>> begin Exercise materials

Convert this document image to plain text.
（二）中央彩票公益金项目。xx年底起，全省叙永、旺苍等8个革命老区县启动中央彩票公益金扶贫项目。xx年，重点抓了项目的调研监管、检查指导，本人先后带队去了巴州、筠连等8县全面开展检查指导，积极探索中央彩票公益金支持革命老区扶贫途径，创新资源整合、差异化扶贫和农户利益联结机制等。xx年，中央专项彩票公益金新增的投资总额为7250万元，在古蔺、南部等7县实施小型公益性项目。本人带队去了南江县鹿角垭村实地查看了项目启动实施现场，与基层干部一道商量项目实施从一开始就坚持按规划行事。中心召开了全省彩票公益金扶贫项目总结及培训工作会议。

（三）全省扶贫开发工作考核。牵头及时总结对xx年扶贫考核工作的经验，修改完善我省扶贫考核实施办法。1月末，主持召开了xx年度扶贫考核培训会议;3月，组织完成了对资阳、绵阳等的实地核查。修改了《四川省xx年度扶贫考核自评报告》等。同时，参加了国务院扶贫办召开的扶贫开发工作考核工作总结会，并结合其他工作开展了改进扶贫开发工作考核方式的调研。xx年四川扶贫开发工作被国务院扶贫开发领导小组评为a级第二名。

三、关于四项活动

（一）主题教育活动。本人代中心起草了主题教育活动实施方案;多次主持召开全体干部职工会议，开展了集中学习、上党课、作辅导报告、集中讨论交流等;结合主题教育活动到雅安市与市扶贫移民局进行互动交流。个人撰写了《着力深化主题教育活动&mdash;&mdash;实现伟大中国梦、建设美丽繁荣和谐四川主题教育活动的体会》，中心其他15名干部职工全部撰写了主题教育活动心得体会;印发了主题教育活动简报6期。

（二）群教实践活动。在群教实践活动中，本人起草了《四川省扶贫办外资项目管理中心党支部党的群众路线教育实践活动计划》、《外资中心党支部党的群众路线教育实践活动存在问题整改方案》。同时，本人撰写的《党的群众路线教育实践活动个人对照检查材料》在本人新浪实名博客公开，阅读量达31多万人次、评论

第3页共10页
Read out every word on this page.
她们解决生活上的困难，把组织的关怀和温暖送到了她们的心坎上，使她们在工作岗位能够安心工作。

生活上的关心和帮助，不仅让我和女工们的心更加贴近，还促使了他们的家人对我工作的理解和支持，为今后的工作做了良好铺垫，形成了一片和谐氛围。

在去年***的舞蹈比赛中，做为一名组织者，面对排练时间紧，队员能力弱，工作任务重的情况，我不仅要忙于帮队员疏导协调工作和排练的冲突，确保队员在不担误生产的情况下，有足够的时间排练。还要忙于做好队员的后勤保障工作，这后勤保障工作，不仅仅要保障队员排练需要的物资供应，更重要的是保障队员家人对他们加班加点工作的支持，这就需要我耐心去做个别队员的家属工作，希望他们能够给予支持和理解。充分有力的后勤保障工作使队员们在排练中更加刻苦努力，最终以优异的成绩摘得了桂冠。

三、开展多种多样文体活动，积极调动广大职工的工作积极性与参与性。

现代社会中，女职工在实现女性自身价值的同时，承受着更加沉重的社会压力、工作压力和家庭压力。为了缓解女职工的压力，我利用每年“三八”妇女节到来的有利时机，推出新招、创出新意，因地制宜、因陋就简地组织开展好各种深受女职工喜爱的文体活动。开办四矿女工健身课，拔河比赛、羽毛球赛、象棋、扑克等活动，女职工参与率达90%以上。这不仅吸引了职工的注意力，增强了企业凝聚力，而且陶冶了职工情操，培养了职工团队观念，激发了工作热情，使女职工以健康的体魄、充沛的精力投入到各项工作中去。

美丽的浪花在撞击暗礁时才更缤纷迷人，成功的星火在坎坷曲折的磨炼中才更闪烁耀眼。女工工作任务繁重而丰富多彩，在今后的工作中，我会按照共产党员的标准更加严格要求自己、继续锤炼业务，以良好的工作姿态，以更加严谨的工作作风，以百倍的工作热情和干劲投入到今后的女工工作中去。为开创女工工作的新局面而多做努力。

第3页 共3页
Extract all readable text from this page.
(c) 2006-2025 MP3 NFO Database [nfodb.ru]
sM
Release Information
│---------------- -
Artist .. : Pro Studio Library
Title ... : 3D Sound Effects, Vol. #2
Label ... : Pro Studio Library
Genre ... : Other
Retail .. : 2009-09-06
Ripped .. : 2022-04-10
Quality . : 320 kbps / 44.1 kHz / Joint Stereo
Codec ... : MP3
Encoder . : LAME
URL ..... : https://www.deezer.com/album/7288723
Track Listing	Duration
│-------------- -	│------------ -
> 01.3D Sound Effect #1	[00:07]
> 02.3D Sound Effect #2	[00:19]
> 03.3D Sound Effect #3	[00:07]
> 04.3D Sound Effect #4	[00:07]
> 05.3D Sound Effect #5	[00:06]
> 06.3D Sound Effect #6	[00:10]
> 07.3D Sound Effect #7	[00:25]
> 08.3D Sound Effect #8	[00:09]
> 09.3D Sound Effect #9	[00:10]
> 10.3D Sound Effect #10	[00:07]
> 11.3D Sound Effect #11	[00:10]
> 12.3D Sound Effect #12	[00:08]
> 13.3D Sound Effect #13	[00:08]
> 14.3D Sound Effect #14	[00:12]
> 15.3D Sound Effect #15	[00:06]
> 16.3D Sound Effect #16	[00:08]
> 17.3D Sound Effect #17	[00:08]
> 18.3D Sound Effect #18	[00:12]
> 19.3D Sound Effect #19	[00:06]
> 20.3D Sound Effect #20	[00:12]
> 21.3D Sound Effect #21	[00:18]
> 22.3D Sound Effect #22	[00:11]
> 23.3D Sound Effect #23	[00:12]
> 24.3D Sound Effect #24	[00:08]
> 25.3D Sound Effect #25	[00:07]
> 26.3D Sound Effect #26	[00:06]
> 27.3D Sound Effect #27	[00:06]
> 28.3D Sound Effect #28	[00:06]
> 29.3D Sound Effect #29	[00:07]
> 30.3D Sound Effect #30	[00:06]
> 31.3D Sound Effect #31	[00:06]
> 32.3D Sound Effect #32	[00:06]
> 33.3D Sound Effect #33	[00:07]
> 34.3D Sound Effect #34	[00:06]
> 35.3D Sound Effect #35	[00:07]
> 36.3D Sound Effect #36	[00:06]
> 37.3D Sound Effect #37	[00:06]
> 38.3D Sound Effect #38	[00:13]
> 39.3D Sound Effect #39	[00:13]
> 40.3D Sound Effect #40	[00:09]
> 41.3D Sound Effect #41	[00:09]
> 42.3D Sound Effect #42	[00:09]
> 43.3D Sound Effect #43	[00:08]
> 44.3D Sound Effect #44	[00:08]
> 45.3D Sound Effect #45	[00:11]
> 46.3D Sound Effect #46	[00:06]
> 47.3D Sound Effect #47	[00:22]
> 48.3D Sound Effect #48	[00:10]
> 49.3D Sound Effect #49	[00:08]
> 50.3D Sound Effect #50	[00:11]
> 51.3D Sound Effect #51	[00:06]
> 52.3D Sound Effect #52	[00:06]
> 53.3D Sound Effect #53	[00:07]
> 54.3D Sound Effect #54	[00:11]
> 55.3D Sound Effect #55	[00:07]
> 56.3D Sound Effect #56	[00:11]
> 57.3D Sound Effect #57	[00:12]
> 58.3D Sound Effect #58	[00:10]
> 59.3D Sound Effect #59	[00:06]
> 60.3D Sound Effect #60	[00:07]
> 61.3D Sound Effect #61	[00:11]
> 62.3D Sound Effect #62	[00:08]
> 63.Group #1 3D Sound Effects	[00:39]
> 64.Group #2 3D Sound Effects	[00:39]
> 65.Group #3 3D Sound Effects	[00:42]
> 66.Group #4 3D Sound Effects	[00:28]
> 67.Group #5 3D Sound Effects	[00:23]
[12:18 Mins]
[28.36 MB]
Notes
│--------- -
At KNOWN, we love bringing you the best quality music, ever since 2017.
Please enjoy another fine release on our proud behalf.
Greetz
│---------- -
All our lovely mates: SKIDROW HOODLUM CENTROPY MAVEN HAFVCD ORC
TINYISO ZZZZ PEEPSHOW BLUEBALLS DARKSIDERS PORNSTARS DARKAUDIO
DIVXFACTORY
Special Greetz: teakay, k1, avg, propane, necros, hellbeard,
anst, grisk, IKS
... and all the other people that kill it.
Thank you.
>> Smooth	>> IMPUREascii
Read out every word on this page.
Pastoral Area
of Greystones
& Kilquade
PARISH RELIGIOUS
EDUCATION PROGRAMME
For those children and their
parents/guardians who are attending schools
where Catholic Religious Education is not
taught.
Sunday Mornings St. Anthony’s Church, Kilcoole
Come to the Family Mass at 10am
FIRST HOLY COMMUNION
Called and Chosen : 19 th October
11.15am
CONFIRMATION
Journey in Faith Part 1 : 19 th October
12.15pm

>> end Exercise materials

# What is asked
Copy every line in the entries above that has the string "Greetz" in it.

# Task answer
Greetz
Special Greetz: teakay, k1, avg, propane, necros, hellbeard,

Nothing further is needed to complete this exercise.